— start of Input data —

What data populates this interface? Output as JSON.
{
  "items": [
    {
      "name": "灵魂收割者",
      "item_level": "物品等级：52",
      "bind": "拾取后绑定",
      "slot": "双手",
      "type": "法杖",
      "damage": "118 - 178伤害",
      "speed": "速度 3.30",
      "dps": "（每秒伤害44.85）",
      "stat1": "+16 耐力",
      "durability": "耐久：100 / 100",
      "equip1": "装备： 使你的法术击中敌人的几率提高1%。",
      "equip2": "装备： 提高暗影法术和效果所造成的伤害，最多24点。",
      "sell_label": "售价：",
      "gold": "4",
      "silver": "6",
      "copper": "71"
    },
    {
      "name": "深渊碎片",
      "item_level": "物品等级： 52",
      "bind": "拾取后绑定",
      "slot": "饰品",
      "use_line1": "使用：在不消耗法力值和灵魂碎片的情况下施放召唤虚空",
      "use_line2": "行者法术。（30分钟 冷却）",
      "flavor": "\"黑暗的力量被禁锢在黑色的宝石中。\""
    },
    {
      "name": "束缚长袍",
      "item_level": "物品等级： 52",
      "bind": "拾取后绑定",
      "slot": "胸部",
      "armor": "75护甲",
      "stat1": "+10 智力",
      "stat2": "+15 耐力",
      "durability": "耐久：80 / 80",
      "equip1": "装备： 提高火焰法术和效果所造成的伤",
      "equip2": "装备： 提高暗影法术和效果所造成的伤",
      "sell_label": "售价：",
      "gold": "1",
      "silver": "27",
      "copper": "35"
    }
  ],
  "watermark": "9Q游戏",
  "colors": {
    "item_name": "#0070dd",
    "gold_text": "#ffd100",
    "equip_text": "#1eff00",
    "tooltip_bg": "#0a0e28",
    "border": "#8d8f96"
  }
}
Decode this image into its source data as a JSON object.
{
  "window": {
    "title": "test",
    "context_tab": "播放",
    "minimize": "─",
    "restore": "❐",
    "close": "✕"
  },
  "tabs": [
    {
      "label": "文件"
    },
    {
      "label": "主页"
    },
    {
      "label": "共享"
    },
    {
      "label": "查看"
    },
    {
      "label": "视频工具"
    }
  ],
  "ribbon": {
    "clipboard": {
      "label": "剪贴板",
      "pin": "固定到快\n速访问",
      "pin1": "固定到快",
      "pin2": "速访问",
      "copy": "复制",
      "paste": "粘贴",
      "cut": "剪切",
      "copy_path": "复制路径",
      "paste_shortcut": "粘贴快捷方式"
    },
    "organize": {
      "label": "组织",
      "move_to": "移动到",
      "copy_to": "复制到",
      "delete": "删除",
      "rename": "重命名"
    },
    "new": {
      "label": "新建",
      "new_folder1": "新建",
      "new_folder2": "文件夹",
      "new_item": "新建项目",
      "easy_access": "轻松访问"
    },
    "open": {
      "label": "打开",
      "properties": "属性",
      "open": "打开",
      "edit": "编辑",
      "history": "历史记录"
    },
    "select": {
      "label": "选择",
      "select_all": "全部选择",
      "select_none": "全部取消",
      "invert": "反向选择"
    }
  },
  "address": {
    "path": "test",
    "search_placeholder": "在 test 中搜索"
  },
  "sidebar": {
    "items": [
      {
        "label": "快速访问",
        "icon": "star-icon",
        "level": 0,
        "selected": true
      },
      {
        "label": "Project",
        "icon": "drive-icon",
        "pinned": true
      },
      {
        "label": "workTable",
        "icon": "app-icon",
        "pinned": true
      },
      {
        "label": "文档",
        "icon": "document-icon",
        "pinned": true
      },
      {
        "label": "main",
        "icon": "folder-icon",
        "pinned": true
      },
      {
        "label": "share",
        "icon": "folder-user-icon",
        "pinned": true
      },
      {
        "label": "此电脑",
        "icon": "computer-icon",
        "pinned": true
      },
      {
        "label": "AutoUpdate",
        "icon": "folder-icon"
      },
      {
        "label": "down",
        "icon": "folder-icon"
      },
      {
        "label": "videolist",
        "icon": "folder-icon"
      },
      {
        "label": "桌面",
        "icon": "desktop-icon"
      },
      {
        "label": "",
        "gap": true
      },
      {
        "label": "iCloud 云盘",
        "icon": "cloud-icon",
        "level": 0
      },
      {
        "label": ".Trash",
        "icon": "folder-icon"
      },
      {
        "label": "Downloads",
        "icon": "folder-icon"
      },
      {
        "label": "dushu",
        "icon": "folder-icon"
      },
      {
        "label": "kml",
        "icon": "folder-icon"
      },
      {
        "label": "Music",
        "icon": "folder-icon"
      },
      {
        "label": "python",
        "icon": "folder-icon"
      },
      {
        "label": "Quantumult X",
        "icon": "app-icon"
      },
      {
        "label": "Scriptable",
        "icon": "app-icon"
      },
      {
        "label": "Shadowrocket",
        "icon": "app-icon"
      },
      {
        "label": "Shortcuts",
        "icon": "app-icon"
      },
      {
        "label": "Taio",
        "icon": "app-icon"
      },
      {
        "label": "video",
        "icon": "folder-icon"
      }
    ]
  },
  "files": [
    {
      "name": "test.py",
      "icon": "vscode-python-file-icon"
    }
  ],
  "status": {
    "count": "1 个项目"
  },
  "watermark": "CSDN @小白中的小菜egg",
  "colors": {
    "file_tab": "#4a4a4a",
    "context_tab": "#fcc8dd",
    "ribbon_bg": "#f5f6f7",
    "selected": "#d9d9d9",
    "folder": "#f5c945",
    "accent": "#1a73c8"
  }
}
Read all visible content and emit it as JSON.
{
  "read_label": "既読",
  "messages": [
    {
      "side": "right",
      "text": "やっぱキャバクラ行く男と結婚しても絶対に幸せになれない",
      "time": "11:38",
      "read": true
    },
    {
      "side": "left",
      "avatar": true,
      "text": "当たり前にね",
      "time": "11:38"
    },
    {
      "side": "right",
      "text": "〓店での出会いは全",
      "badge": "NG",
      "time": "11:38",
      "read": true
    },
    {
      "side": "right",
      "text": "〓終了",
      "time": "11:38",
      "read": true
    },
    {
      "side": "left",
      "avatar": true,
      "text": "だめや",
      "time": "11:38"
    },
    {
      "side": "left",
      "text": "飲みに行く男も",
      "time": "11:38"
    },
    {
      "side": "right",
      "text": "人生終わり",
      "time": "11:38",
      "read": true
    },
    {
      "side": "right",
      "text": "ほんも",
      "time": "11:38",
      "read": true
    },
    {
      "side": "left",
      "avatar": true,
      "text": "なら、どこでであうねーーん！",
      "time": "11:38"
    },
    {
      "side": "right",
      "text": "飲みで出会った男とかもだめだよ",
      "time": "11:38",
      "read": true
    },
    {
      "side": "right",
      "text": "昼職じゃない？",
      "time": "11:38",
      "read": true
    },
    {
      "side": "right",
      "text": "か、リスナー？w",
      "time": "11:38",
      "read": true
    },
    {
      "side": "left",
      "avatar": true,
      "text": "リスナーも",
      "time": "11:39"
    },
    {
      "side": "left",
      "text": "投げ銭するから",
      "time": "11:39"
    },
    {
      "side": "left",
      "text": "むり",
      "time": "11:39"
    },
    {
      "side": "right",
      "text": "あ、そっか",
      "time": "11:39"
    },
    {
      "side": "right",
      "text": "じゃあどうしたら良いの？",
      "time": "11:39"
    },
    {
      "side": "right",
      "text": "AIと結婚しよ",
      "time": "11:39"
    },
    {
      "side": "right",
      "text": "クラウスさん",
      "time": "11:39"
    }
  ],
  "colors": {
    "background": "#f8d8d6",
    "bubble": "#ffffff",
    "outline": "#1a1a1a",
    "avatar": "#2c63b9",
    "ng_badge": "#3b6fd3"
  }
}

— end of Input data —

» **Work to be completed**
Return the material in full, exactly as shown.

» **Answer for the task**
What data populates this interface? Output as JSON.
{
  "items": [
    {
      "name": "灵魂收割者",
      "item_level": "物品等级：52",
      "bind": "拾取后绑定",
      "slot": "双手",
      "type": "法杖",
      "damage": "118 - 178伤害",
      "speed": "速度 3.30",
      "dps": "（每秒伤害44.85）",
      "stat1": "+16 耐力",
      "durability": "耐久：100 / 100",
      "equip1": "装备： 使你的法术击中敌人的几率提高1%。",
      "equip2": "装备： 提高暗影法术和效果所造成的伤害，最多24点。",
      "sell_label": "售价：",
      "gold": "4",
      "silver": "6",
      "copper": "71"
    },
    {
      "name": "深渊碎片",
      "item_level": "物品等级： 52",
      "bind": "拾取后绑定",
      "slot": "饰品",
      "use_line1": "使用：在不消耗法力值和灵魂碎片的情况下施放召唤虚空",
      "use_line2": "行者法术。（30分钟 冷却）",
      "flavor": "\"黑暗的力量被禁锢在黑色的宝石中。\""
    },
    {
      "name": "束缚长袍",
      "item_level": "物品等级： 52",
      "bind": "拾取后绑定",
      "slot": "胸部",
      "armor": "75护甲",
      "stat1": "+10 智力",
      "stat2": "+15 耐力",
      "durability": "耐久：80 / 80",
      "equip1": "装备： 提高火焰法术和效果所造成的伤",
      "equip2": "装备： 提高暗影法术和效果所造成的伤",
      "sell_label": "售价：",
      "gold": "1",
      "silver": "27",
      "copper": "35"
    }
  ],
  "watermark": "9Q游戏",
  "colors": {
    "item_name": "#0070dd",
    "gold_text": "#ffd100",
    "equip_text": "#1eff00",
    "tooltip_bg": "#0a0e28",
    "border": "#8d8f96"
  }
}
Decode this image into its source data as a JSON object.
{
  "window": {
    "title": "test",
    "context_tab": "播放",
    "minimize": "─",
    "restore": "❐",
    "close": "✕"
  },
  "tabs": [
    {
      "label": "文件"
    },
    {
      "label": "主页"
    },
    {
      "label": "共享"
    },
    {
      "label": "查看"
    },
    {
      "label": "视频工具"
    }
  ],
  "ribbon": {
    "clipboard": {
      "label": "剪贴板",
      "pin": "固定到快\n速访问",
      "pin1": "固定到快",
      "pin2": "速访问",
      "copy": "复制",
      "paste": "粘贴",
      "cut": "剪切",
      "copy_path": "复制路径",
      "paste_shortcut": "粘贴快捷方式"
    },
    "organize": {
      "label": "组织",
      "move_to": "移动到",
      "copy_to": "复制到",
      "delete": "删除",
      "rename": "重命名"
    },
    "new": {
      "label": "新建",
      "new_folder1": "新建",
      "new_folder2": "文件夹",
      "new_item": "新建项目",
      "easy_access": "轻松访问"
    },
    "open": {
      "label": "打开",
      "properties": "属性",
      "open": "打开",
      "edit": "编辑",
      "history": "历史记录"
    },
    "select": {
      "label": "选择",
      "select_all": "全部选择",
      "select_none": "全部取消",
      "invert": "反向选择"
    }
  },
  "address": {
    "path": "test",
    "search_placeholder": "在 test 中搜索"
  },
  "sidebar": {
    "items": [
      {
        "label": "快速访问",
        "icon": "star-icon",
        "level": 0,
        "selected": true
      },
      {
        "label": "Project",
        "icon": "drive-icon",
        "pinned": true
      },
      {
        "label": "workTable",
        "icon": "app-icon",
        "pinned": true
      },
      {
        "label": "文档",
        "icon": "document-icon",
        "pinned": true
      },
      {
        "label": "main",
        "icon": "folder-icon",
        "pinned": true
      },
      {
        "label": "share",
        "icon": "folder-user-icon",
        "pinned": true
      },
      {
        "label": "此电脑",
        "icon": "computer-icon",
        "pinned": true
      },
      {
        "label": "AutoUpdate",
        "icon": "folder-icon"
      },
      {
        "label": "down",
        "icon": "folder-icon"
      },
      {
        "label": "videolist",
        "icon": "folder-icon"
      },
      {
        "label": "桌面",
        "icon": "desktop-icon"
      },
      {
        "label": "",
        "gap": true
      },
      {
        "label": "iCloud 云盘",
        "icon": "cloud-icon",
        "level": 0
      },
      {
        "label": ".Trash",
        "icon": "folder-icon"
      },
      {
        "label": "Downloads",
        "icon": "folder-icon"
      },
      {
        "label": "dushu",
        "icon": "folder-icon"
      },
      {
        "label": "kml",
        "icon": "folder-icon"
      },
      {
        "label": "Music",
        "icon": "folder-icon"
      },
      {
        "label": "python",
        "icon": "folder-icon"
      },
      {
        "label": "Quantumult X",
        "icon": "app-icon"
      },
      {
        "label": "Scriptable",
        "icon": "app-icon"
      },
      {
        "label": "Shadowrocket",
        "icon": "app-icon"
      },
      {
        "label": "Shortcuts",
        "icon": "app-icon"
      },
      {
        "label": "Taio",
        "icon": "app-icon"
      },
      {
        "label": "video",
        "icon": "folder-icon"
      }
    ]
  },
  "files": [
    {
      "name": "test.py",
      "icon": "vscode-python-file-icon"
    }
  ],
  "status": {
    "count": "1 个项目"
  },
  "watermark": "CSDN @小白中的小菜egg",
  "colors": {
    "file_tab": "#4a4a4a",
    "context_tab": "#fcc8dd",
    "ribbon_bg": "#f5f6f7",
    "selected": "#d9d9d9",
    "folder": "#f5c945",
    "accent": "#1a73c8"
  }
}
Read all visible content and emit it as JSON.
{
  "read_label": "既読",
  "messages": [
    {
      "side": "right",
      "text": "やっぱキャバクラ行く男と結婚しても絶対に幸せになれない",
      "time": "11:38",
      "read": true
    },
    {
      "side": "left",
      "avatar": true,
      "text": "当たり前にね",
      "time": "11:38"
    },
    {
      "side": "right",
      "text": "〓店での出会いは全",
      "badge": "NG",
      "time": "11:38",
      "read": true
    },
    {
      "side": "right",
      "text": "〓終了",
      "time": "11:38",
      "read": true
    },
    {
      "side": "left",
      "avatar": true,
      "text": "だめや",
      "time": "11:38"
    },
    {
      "side": "left",
      "text": "飲みに行く男も",
      "time": "11:38"
    },
    {
      "side": "right",
      "text": "人生終わり",
      "time": "11:38",
      "read": true
    },
    {
      "side": "right",
      "text": "ほんも",
      "time": "11:38",
      "read": true
    },
    {
      "side": "left",
      "avatar": true,
      "text": "なら、どこでであうねーーん！",
      "time": "11:38"
    },
    {
      "side": "right",
      "text": "飲みで出会った男とかもだめだよ",
      "time": "11:38",
      "read": true
    },
    {
      "side": "right",
      "text": "昼職じゃない？",
      "time": "11:38",
      "read": true
    },
    {
      "side": "right",
      "text": "か、リスナー？w",
      "time": "11:38",
      "read": true
    },
    {
      "side": "left",
      "avatar": true,
      "text": "リスナーも",
      "time": "11:39"
    },
    {
      "side": "left",
      "text": "投げ銭するから",
      "time": "11:39"
    },
    {
      "side": "left",
      "text": "むり",
      "time": "11:39"
    },
    {
      "side": "right",
      "text": "あ、そっか",
      "time": "11:39"
    },
    {
      "side": "right",
      "text": "じゃあどうしたら良いの？",
      "time": "11:39"
    },
    {
      "side": "right",
      "text": "AIと結婚しよ",
      "time": "11:39"
    },
    {
      "side": "right",
      "text": "クラウスさん",
      "time": "11:39"
    }
  ],
  "colors": {
    "background": "#f8d8d6",
    "bubble": "#ffffff",
    "outline": "#1a1a1a",
    "avatar": "#2c63b9",
    "ng_badge": "#3b6fd3"
  }
}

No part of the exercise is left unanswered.